__Exercise directions__: Pictures do not belong in your copy. Repeat all the other data exactly.

__Record extracts__:
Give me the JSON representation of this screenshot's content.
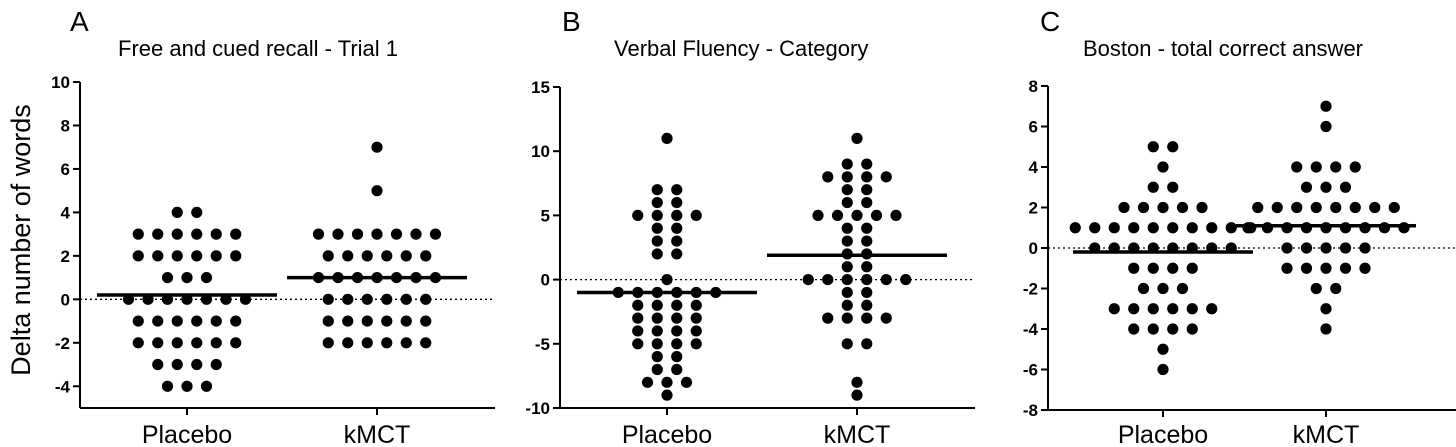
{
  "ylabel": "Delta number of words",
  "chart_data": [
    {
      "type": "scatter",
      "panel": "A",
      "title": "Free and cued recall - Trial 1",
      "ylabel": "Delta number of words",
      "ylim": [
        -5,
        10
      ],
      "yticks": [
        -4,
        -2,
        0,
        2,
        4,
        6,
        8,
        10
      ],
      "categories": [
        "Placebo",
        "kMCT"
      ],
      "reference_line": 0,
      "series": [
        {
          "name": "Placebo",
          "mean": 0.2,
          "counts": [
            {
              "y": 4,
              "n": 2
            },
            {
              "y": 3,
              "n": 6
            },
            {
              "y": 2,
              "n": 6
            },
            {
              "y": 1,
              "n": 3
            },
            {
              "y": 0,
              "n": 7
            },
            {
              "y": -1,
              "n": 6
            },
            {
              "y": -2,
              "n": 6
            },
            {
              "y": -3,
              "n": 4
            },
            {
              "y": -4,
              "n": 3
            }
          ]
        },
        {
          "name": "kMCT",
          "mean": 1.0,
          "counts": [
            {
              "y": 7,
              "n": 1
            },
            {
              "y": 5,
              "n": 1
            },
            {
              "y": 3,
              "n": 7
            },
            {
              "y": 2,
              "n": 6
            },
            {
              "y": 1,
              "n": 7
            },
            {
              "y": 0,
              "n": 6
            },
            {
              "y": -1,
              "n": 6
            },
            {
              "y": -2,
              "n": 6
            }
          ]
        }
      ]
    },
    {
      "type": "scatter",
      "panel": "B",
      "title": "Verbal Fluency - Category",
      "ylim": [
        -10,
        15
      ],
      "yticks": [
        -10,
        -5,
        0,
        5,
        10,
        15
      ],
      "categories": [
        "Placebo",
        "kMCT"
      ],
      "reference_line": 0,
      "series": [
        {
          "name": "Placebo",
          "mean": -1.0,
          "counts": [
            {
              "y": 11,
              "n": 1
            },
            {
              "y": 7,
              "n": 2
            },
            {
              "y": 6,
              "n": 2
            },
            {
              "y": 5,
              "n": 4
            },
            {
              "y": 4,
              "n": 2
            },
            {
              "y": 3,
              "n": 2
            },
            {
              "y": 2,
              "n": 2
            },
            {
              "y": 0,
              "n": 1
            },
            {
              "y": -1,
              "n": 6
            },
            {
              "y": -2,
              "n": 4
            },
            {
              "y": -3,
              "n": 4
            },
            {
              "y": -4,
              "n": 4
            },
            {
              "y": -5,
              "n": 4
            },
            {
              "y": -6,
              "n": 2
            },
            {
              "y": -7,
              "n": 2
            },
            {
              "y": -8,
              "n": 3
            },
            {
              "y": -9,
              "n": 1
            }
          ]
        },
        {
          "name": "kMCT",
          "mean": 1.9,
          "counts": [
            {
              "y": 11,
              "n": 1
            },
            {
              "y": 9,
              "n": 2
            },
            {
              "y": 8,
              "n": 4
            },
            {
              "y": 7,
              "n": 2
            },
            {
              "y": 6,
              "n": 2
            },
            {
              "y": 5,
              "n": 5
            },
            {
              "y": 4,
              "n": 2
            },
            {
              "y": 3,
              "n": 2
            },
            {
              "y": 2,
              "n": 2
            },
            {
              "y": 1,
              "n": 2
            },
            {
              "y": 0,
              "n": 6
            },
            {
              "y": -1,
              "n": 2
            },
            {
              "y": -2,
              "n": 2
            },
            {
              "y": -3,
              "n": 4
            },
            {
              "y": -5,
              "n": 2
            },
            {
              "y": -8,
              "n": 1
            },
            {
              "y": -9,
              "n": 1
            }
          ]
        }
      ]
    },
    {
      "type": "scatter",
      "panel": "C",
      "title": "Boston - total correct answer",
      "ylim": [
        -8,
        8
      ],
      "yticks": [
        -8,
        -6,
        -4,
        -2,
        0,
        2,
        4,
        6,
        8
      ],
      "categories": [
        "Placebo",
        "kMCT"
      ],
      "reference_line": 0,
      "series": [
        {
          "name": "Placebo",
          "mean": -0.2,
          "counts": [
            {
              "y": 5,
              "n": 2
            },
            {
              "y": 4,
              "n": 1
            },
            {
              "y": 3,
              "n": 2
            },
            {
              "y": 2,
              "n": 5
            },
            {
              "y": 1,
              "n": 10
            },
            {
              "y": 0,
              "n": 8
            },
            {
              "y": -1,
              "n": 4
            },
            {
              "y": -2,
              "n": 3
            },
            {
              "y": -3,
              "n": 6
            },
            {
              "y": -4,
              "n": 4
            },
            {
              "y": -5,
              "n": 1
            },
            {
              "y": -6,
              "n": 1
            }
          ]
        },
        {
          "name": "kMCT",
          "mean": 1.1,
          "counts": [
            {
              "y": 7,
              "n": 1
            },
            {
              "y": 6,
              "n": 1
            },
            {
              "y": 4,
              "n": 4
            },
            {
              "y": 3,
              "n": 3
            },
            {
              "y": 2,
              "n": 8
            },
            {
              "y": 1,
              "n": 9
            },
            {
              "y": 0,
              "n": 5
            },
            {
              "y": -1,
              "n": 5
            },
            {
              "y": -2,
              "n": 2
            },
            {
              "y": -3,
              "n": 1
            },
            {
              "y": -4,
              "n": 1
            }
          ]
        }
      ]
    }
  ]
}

__Answer for the task__:
Give me the JSON representation of this screenshot's content.
{
  "ylabel": "Delta number of words",
  "chart_data": [
    {
      "type": "scatter",
      "panel": "A",
      "title": "Free and cued recall - Trial 1",
      "ylabel": "Delta number of words",
      "ylim": [
        -5,
        10
      ],
      "yticks": [
        -4,
        -2,
        0,
        2,
        4,
        6,
        8,
        10
      ],
      "categories": [
        "Placebo",
        "kMCT"
      ],
      "reference_line": 0,
      "series": [
        {
          "name": "Placebo",
          "mean": 0.2,
          "counts": [
            {
              "y": 4,
              "n": 2
            },
            {
              "y": 3,
              "n": 6
            },
            {
              "y": 2,
              "n": 6
            },
            {
              "y": 1,
              "n": 3
            },
            {
              "y": 0,
              "n": 7
            },
            {
              "y": -1,
              "n": 6
            },
            {
              "y": -2,
              "n": 6
            },
            {
              "y": -3,
              "n": 4
            },
            {
              "y": -4,
              "n": 3
            }
          ]
        },
        {
          "name": "kMCT",
          "mean": 1.0,
          "counts": [
            {
              "y": 7,
              "n": 1
            },
            {
              "y": 5,
              "n": 1
            },
            {
              "y": 3,
              "n": 7
            },
            {
              "y": 2,
              "n": 6
            },
            {
              "y": 1,
              "n": 7
            },
            {
              "y": 0,
              "n": 6
            },
            {
              "y": -1,
              "n": 6
            },
            {
              "y": -2,
              "n": 6
            }
          ]
        }
      ]
    },
    {
      "type": "scatter",
      "panel": "B",
      "title": "Verbal Fluency - Category",
      "ylim": [
        -10,
        15
      ],
      "yticks": [
        -10,
        -5,
        0,
        5,
        10,
        15
      ],
      "categories": [
        "Placebo",
        "kMCT"
      ],
      "reference_line": 0,
      "series": [
        {
          "name": "Placebo",
          "mean": -1.0,
          "counts": [
            {
              "y": 11,
              "n": 1
            },
            {
              "y": 7,
              "n": 2
            },
            {
              "y": 6,
              "n": 2
            },
            {
              "y": 5,
              "n": 4
            },
            {
              "y": 4,
              "n": 2
            },
            {
              "y": 3,
              "n": 2
            },
            {
              "y": 2,
              "n": 2
            },
            {
              "y": 0,
              "n": 1
            },
            {
              "y": -1,
              "n": 6
            },
            {
              "y": -2,
              "n": 4
            },
            {
              "y": -3,
              "n": 4
            },
            {
              "y": -4,
              "n": 4
            },
            {
              "y": -5,
              "n": 4
            },
            {
              "y": -6,
              "n": 2
            },
            {
              "y": -7,
              "n": 2
            },
            {
              "y": -8,
              "n": 3
            },
            {
              "y": -9,
              "n": 1
            }
          ]
        },
        {
          "name": "kMCT",
          "mean": 1.9,
          "counts": [
            {
              "y": 11,
              "n": 1
            },
            {
              "y": 9,
              "n": 2
            },
            {
              "y": 8,
              "n": 4
            },
            {
              "y": 7,
              "n": 2
            },
            {
              "y": 6,
              "n": 2
            },
            {
              "y": 5,
              "n": 5
            },
            {
              "y": 4,
              "n": 2
            },
            {
              "y": 3,
              "n": 2
            },
            {
              "y": 2,
              "n": 2
            },
            {
              "y": 1,
              "n": 2
            },
            {
              "y": 0,
              "n": 6
            },
            {
              "y": -1,
              "n": 2
            },
            {
              "y": -2,
              "n": 2
            },
            {
              "y": -3,
              "n": 4
            },
            {
              "y": -5,
              "n": 2
            },
            {
              "y": -8,
              "n": 1
            },
            {
              "y": -9,
              "n": 1
            }
          ]
        }
      ]
    },
    {
      "type": "scatter",
      "panel": "C",
      "title": "Boston - total correct answer",
      "ylim": [
        -8,
        8
      ],
      "yticks": [
        -8,
        -6,
        -4,
        -2,
        0,
        2,
        4,
        6,
        8
      ],
      "categories": [
        "Placebo",
        "kMCT"
      ],
      "reference_line": 0,
      "series": [
        {
          "name": "Placebo",
          "mean": -0.2,
          "counts": [
            {
              "y": 5,
              "n": 2
            },
            {
              "y": 4,
              "n": 1
            },
            {
              "y": 3,
              "n": 2
            },
            {
              "y": 2,
              "n": 5
            },
            {
              "y": 1,
              "n": 10
            },
            {
              "y": 0,
              "n": 8
            },
            {
              "y": -1,
              "n": 4
            },
            {
              "y": -2,
              "n": 3
            },
            {
              "y": -3,
              "n": 6
            },
            {
              "y": -4,
              "n": 4
            },
            {
              "y": -5,
              "n": 1
            },
            {
              "y": -6,
              "n": 1
            }
          ]
        },
        {
          "name": "kMCT",
          "mean": 1.1,
          "counts": [
            {
              "y": 7,
              "n": 1
            },
            {
              "y": 6,
              "n": 1
            },
            {
              "y": 4,
              "n": 4
            },
            {
              "y": 3,
              "n": 3
            },
            {
              "y": 2,
              "n": 8
            },
            {
              "y": 1,
              "n": 9
            },
            {
              "y": 0,
              "n": 5
            },
            {
              "y": -1,
              "n": 5
            },
            {
              "y": -2,
              "n": 2
            },
            {
              "y": -3,
              "n": 1
            },
            {
              "y": -4,
              "n": 1
            }
          ]
        }
      ]
    }
  ]
}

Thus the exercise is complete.